=== Records for the exercise ===
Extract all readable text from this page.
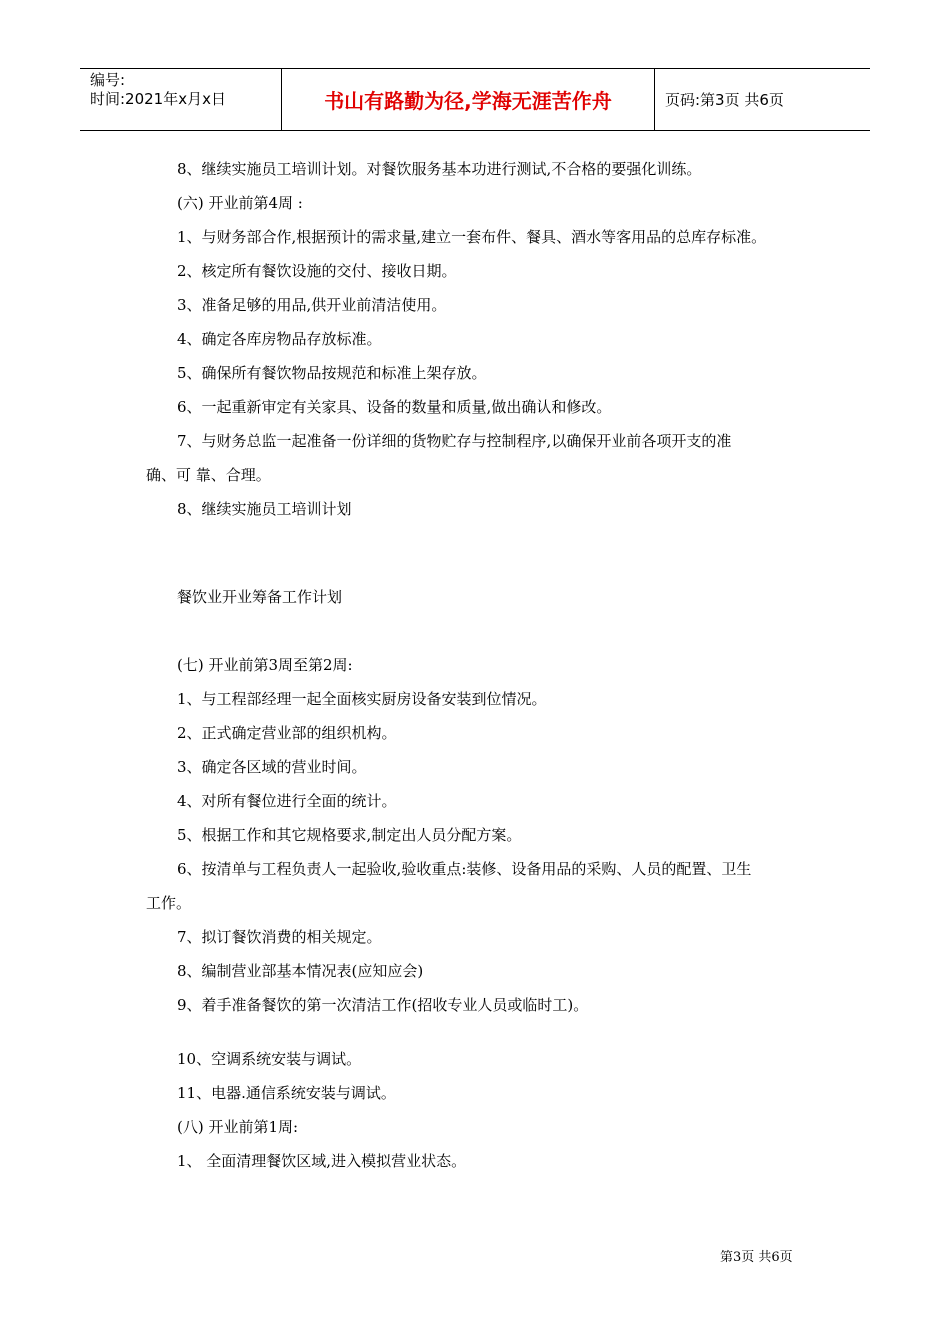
编号:
时间:2021年x月x日	书山有路勤为径,学海无涯苦作舟	页码:第3页 共6页
8、继续实施员工培训计划。对餐饮服务基本功进行测试,不合格的要强化训练。
(六) 开业前第4周 :
1、与财务部合作,根据预计的需求量,建立一套布件、餐具、酒水等客用品的总库存标准。
2、核定所有餐饮设施的交付、接收日期。
3、准备足够的用品,供开业前清洁使用。
4、确定各库房物品存放标准。
5、确保所有餐饮物品按规范和标准上架存放。
6、一起重新审定有关家具、设备的数量和质量,做出确认和修改。
7、与财务总监一起准备一份详细的货物贮存与控制程序,以确保开业前各项开支的准
确、可 靠、合理。
8、继续实施员工培训计划
餐饮业开业筹备工作计划
(七) 开业前第3周至第2周:
1、与工程部经理一起全面核实厨房设备安装到位情况。
2、正式确定营业部的组织机构。
3、确定各区域的营业时间。
4、对所有餐位进行全面的统计。
5、根据工作和其它规格要求,制定出人员分配方案。
6、按清单与工程负责人一起验收,验收重点:装修、设备用品的采购、人员的配置、卫生
工作。
7、拟订餐饮消费的相关规定。
8、编制营业部基本情况表(应知应会)
9、着手准备餐饮的第一次清洁工作(招收专业人员或临时工)。
10、空调系统安装与调试。
11、电器.通信系统安装与调试。
(八) 开业前第1周:
1、 全面清理餐饮区域,进入模拟营业状态。
第3页 共6页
===
- Exercise requirements -
Make an exact copy of all entries above, dropping the images.

- Answer to the problem -
Extract all readable text from this page.
编号:
时间:2021年x月x日	书山有路勤为径,学海无涯苦作舟	页码:第3页 共6页
8、继续实施员工培训计划。对餐饮服务基本功进行测试,不合格的要强化训练。
(六) 开业前第4周 :
1、与财务部合作,根据预计的需求量,建立一套布件、餐具、酒水等客用品的总库存标准。
2、核定所有餐饮设施的交付、接收日期。
3、准备足够的用品,供开业前清洁使用。
4、确定各库房物品存放标准。
5、确保所有餐饮物品按规范和标准上架存放。
6、一起重新审定有关家具、设备的数量和质量,做出确认和修改。
7、与财务总监一起准备一份详细的货物贮存与控制程序,以确保开业前各项开支的准
确、可 靠、合理。
8、继续实施员工培训计划
餐饮业开业筹备工作计划
(七) 开业前第3周至第2周:
1、与工程部经理一起全面核实厨房设备安装到位情况。
2、正式确定营业部的组织机构。
3、确定各区域的营业时间。
4、对所有餐位进行全面的统计。
5、根据工作和其它规格要求,制定出人员分配方案。
6、按清单与工程负责人一起验收,验收重点:装修、设备用品的采购、人员的配置、卫生
工作。
7、拟订餐饮消费的相关规定。
8、编制营业部基本情况表(应知应会)
9、着手准备餐饮的第一次清洁工作(招收专业人员或临时工)。
10、空调系统安装与调试。
11、电器.通信系统安装与调试。
(八) 开业前第1周:
1、 全面清理餐饮区域,进入模拟营业状态。
第3页 共6页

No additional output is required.